_TO DO_: Copy the following rows word for word, keeping every character and line break as it appears.

_SUPPLIED DATA_:
※
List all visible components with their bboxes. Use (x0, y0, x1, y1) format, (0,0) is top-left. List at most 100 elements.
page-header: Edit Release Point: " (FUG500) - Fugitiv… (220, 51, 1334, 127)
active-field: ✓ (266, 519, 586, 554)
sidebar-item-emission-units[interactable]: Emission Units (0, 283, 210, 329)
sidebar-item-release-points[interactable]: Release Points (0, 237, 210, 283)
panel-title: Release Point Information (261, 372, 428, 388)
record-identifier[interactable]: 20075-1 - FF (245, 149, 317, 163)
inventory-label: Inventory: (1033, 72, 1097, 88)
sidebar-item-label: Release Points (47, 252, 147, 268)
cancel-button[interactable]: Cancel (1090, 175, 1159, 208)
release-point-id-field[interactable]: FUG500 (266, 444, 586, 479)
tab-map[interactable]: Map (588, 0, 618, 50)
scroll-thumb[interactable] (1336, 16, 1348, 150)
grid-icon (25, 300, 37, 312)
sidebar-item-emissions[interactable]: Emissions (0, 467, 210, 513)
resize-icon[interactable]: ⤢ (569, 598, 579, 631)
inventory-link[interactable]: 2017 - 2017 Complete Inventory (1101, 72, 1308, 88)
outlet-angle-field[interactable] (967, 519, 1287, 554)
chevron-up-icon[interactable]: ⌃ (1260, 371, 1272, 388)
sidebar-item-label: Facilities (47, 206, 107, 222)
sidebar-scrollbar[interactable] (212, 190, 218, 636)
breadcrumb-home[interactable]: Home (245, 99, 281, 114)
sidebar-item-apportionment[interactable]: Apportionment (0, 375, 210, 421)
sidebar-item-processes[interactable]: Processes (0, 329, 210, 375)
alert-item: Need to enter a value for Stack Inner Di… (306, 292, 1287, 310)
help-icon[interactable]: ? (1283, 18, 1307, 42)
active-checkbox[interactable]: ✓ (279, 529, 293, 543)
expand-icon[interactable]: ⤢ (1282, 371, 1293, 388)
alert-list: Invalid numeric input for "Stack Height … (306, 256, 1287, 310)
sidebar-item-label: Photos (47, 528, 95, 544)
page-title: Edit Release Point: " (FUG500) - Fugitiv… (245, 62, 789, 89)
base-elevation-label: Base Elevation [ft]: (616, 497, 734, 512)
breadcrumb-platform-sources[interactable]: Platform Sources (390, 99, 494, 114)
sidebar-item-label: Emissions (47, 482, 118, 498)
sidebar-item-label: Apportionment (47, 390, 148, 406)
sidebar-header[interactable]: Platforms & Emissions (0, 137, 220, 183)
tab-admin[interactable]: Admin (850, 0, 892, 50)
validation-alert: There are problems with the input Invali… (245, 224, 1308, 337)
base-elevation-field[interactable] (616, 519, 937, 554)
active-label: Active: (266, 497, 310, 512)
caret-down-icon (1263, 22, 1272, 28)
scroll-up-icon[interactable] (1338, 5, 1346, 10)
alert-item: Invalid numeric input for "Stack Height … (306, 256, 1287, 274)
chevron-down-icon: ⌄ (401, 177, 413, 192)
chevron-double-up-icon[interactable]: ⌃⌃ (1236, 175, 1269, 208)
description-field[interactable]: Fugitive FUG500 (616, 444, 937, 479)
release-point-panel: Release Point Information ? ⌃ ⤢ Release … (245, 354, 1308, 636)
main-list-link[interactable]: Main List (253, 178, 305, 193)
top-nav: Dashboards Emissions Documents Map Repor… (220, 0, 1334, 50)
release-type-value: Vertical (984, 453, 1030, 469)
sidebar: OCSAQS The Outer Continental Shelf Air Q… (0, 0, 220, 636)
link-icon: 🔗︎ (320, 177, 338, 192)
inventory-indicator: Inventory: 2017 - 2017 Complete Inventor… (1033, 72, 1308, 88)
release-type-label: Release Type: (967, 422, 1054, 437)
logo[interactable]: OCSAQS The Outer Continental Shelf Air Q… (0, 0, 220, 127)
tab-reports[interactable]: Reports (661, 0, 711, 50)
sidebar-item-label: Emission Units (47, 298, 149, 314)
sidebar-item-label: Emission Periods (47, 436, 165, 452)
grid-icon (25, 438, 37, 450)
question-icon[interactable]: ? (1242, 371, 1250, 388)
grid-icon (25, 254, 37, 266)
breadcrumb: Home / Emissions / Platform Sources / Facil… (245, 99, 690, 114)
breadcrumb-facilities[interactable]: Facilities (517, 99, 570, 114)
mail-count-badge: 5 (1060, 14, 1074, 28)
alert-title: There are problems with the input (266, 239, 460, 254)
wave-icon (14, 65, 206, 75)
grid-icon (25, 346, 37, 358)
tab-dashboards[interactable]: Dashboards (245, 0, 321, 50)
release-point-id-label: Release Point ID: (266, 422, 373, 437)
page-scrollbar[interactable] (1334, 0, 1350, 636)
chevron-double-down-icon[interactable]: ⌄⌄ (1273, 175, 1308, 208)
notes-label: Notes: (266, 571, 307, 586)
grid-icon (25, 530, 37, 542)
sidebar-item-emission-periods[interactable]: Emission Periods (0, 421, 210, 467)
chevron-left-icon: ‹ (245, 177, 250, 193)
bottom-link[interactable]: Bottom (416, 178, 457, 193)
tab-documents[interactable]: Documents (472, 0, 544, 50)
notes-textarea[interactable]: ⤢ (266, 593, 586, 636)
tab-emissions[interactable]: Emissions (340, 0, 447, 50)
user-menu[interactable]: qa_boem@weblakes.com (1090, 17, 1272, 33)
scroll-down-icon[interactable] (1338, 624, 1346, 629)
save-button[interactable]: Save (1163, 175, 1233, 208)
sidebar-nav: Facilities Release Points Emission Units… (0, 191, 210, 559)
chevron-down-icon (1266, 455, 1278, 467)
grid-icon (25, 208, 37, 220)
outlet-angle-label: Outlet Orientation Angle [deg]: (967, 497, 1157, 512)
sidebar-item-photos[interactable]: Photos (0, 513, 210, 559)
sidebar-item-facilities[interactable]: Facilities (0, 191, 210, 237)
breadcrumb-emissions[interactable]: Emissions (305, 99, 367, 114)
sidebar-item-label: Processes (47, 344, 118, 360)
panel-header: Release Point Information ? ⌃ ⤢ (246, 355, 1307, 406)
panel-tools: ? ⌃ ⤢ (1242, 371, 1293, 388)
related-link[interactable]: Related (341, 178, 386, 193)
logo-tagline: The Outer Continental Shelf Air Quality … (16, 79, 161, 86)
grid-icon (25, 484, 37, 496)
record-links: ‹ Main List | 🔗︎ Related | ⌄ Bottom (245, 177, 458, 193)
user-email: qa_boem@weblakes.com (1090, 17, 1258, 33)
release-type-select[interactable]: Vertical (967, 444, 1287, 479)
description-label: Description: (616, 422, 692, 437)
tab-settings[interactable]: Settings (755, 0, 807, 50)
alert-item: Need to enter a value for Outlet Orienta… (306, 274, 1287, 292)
※
_RESULT OF THIS EXERCISE_:
List all visible components with their bboxes. Use (x0, y0, x1, y1) format, (0,0) is top-left. List at most 100 elements.
page-header: Edit Release Point: " (FUG500) - Fugitiv… (220, 51, 1334, 127)
active-field: ✓ (266, 519, 586, 554)
sidebar-item-emission-units[interactable]: Emission Units (0, 283, 210, 329)
sidebar-item-release-points[interactable]: Release Points (0, 237, 210, 283)
panel-title: Release Point Information (261, 372, 428, 388)
record-identifier[interactable]: 20075-1 - FF (245, 149, 317, 163)
inventory-label: Inventory: (1033, 72, 1097, 88)
sidebar-item-label: Release Points (47, 252, 147, 268)
cancel-button[interactable]: Cancel (1090, 175, 1159, 208)
release-point-id-field[interactable]: FUG500 (266, 444, 586, 479)
tab-map[interactable]: Map (588, 0, 618, 50)
scroll-thumb[interactable] (1336, 16, 1348, 150)
grid-icon (25, 300, 37, 312)
sidebar-item-emissions[interactable]: Emissions (0, 467, 210, 513)
resize-icon[interactable]: ⤢ (569, 598, 579, 631)
inventory-link[interactable]: 2017 - 2017 Complete Inventory (1101, 72, 1308, 88)
outlet-angle-field[interactable] (967, 519, 1287, 554)
chevron-up-icon[interactable]: ⌃ (1260, 371, 1272, 388)
sidebar-item-label: Facilities (47, 206, 107, 222)
sidebar-scrollbar[interactable] (212, 190, 218, 636)
breadcrumb-home[interactable]: Home (245, 99, 281, 114)
sidebar-item-apportionment[interactable]: Apportionment (0, 375, 210, 421)
sidebar-item-processes[interactable]: Processes (0, 329, 210, 375)
alert-item: Need to enter a value for Stack Inner Di… (306, 292, 1287, 310)
help-icon[interactable]: ? (1283, 18, 1307, 42)
active-checkbox[interactable]: ✓ (279, 529, 293, 543)
expand-icon[interactable]: ⤢ (1282, 371, 1293, 388)
alert-list: Invalid numeric input for "Stack Height … (306, 256, 1287, 310)
sidebar-item-label: Photos (47, 528, 95, 544)
page-title: Edit Release Point: " (FUG500) - Fugitiv… (245, 62, 789, 89)
base-elevation-label: Base Elevation [ft]: (616, 497, 734, 512)
breadcrumb-platform-sources[interactable]: Platform Sources (390, 99, 494, 114)
sidebar-item-label: Emissions (47, 482, 118, 498)
sidebar-item-label: Apportionment (47, 390, 148, 406)
sidebar-header[interactable]: Platforms & Emissions (0, 137, 220, 183)
tab-admin[interactable]: Admin (850, 0, 892, 50)
validation-alert: There are problems with the input Invali… (245, 224, 1308, 337)
base-elevation-field[interactable] (616, 519, 937, 554)
active-label: Active: (266, 497, 310, 512)
caret-down-icon (1263, 22, 1272, 28)
scroll-up-icon[interactable] (1338, 5, 1346, 10)
alert-item: Invalid numeric input for "Stack Height … (306, 256, 1287, 274)
chevron-down-icon: ⌄ (401, 177, 413, 192)
chevron-double-up-icon[interactable]: ⌃⌃ (1236, 175, 1269, 208)
description-field[interactable]: Fugitive FUG500 (616, 444, 937, 479)
release-point-panel: Release Point Information ? ⌃ ⤢ Release … (245, 354, 1308, 636)
main-list-link[interactable]: Main List (253, 178, 305, 193)
top-nav: Dashboards Emissions Documents Map Repor… (220, 0, 1334, 50)
release-type-value: Vertical (984, 453, 1030, 469)
sidebar: OCSAQS The Outer Continental Shelf Air Q… (0, 0, 220, 636)
link-icon: 🔗︎ (320, 177, 338, 192)
inventory-indicator: Inventory: 2017 - 2017 Complete Inventor… (1033, 72, 1308, 88)
release-type-label: Release Type: (967, 422, 1054, 437)
logo[interactable]: OCSAQS The Outer Continental Shelf Air Q… (0, 0, 220, 127)
tab-reports[interactable]: Reports (661, 0, 711, 50)
sidebar-item-label: Emission Units (47, 298, 149, 314)
sidebar-item-label: Emission Periods (47, 436, 165, 452)
grid-icon (25, 438, 37, 450)
question-icon[interactable]: ? (1242, 371, 1250, 388)
grid-icon (25, 254, 37, 266)
breadcrumb: Home / Emissions / Platform Sources / Facil… (245, 99, 690, 114)
breadcrumb-facilities[interactable]: Facilities (517, 99, 570, 114)
mail-count-badge: 5 (1060, 14, 1074, 28)
alert-title: There are problems with the input (266, 239, 460, 254)
wave-icon (14, 65, 206, 75)
grid-icon (25, 346, 37, 358)
tab-dashboards[interactable]: Dashboards (245, 0, 321, 50)
release-point-id-label: Release Point ID: (266, 422, 373, 437)
page-scrollbar[interactable] (1334, 0, 1350, 636)
chevron-double-down-icon[interactable]: ⌄⌄ (1273, 175, 1308, 208)
notes-label: Notes: (266, 571, 307, 586)
grid-icon (25, 530, 37, 542)
sidebar-item-emission-periods[interactable]: Emission Periods (0, 421, 210, 467)
chevron-left-icon: ‹ (245, 177, 250, 193)
bottom-link[interactable]: Bottom (416, 178, 457, 193)
tab-documents[interactable]: Documents (472, 0, 544, 50)
notes-textarea[interactable]: ⤢ (266, 593, 586, 636)
tab-emissions[interactable]: Emissions (340, 0, 447, 50)
user-menu[interactable]: qa_boem@weblakes.com (1090, 17, 1272, 33)
scroll-down-icon[interactable] (1338, 624, 1346, 629)
save-button[interactable]: Save (1163, 175, 1233, 208)
sidebar-nav: Facilities Release Points Emission Units… (0, 191, 210, 559)
chevron-down-icon (1266, 455, 1278, 467)
grid-icon (25, 208, 37, 220)
outlet-angle-label: Outlet Orientation Angle [deg]: (967, 497, 1157, 512)
sidebar-item-photos[interactable]: Photos (0, 513, 210, 559)
sidebar-item-facilities[interactable]: Facilities (0, 191, 210, 237)
breadcrumb-emissions[interactable]: Emissions (305, 99, 367, 114)
sidebar-item-label: Processes (47, 344, 118, 360)
panel-header: Release Point Information ? ⌃ ⤢ (246, 355, 1307, 406)
panel-tools: ? ⌃ ⤢ (1242, 371, 1293, 388)
related-link[interactable]: Related (341, 178, 386, 193)
logo-tagline: The Outer Continental Shelf Air Quality … (16, 79, 161, 86)
grid-icon (25, 484, 37, 496)
record-links: ‹ Main List | 🔗︎ Related | ⌄ Bottom (245, 177, 458, 193)
user-email: qa_boem@weblakes.com (1090, 17, 1258, 33)
release-type-select[interactable]: Vertical (967, 444, 1287, 479)
description-label: Description: (616, 422, 692, 437)
tab-settings[interactable]: Settings (755, 0, 807, 50)
alert-item: Need to enter a value for Outlet Orienta… (306, 274, 1287, 292)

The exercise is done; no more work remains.